WHAT THE TASK REQUIRES |
Look through the records below, and copy out every line that holds the string "prime".

---

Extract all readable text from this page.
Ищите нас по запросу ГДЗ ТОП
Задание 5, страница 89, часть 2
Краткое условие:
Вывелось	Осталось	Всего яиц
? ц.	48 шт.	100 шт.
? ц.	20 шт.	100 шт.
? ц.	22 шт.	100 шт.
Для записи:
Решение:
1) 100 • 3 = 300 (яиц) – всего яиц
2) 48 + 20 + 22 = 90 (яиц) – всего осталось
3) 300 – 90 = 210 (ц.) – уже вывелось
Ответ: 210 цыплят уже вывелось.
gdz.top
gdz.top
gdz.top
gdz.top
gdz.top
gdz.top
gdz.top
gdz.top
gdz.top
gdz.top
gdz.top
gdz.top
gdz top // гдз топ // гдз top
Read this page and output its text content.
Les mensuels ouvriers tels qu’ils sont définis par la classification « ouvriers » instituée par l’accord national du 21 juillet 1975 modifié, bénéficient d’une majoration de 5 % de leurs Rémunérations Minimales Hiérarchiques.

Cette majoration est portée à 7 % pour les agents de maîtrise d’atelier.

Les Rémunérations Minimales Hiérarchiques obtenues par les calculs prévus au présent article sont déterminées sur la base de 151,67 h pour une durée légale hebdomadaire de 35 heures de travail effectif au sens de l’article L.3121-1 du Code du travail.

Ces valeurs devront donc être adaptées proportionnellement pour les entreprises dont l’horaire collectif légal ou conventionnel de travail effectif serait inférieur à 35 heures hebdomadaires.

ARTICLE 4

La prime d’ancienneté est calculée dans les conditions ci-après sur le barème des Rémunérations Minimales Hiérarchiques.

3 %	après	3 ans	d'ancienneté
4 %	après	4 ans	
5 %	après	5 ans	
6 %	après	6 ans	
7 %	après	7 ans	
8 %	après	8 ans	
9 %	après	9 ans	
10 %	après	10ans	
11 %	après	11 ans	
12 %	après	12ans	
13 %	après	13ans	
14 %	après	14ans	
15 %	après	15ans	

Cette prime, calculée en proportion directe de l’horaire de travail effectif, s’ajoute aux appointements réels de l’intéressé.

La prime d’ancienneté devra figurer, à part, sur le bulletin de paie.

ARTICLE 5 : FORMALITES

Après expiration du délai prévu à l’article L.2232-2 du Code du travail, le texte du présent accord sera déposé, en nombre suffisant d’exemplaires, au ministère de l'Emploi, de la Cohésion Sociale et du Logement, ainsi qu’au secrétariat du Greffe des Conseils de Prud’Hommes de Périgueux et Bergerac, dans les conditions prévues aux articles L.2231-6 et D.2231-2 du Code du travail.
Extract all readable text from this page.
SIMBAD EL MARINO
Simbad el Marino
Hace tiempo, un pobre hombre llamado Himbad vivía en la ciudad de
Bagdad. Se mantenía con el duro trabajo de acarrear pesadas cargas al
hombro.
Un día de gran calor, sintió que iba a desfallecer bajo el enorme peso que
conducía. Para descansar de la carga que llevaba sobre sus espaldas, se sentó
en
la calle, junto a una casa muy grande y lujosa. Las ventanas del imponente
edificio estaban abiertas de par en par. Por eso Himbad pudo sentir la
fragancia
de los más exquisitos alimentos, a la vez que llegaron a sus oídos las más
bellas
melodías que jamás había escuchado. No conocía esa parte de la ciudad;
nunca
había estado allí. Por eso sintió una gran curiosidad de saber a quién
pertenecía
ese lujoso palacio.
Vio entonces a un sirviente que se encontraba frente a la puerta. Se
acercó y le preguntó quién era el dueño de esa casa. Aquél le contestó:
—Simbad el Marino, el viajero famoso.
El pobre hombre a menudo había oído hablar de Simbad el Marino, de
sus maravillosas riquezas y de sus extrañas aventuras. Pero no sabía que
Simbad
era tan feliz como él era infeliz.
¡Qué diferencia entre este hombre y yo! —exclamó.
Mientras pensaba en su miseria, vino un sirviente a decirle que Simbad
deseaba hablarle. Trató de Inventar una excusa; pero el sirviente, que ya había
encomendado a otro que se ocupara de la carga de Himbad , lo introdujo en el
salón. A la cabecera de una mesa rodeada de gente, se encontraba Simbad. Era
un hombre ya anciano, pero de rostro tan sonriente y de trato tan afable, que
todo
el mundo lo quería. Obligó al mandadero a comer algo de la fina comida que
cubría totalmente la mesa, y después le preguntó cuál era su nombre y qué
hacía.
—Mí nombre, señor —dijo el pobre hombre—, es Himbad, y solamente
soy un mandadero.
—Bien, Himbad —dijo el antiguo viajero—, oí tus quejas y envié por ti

---

EXERCISE SOLUTION |
La prime d’ancienneté est calculée dans les conditions ci-après sur le barème des Rémunérations Minimales Hiérarchiques.
Cette prime, calculée en proportion directe de l’horaire de travail effectif, s’ajoute aux appointements réels de l’intéressé.
La prime d’ancienneté devra figurer, à part, sur le bulletin de paie.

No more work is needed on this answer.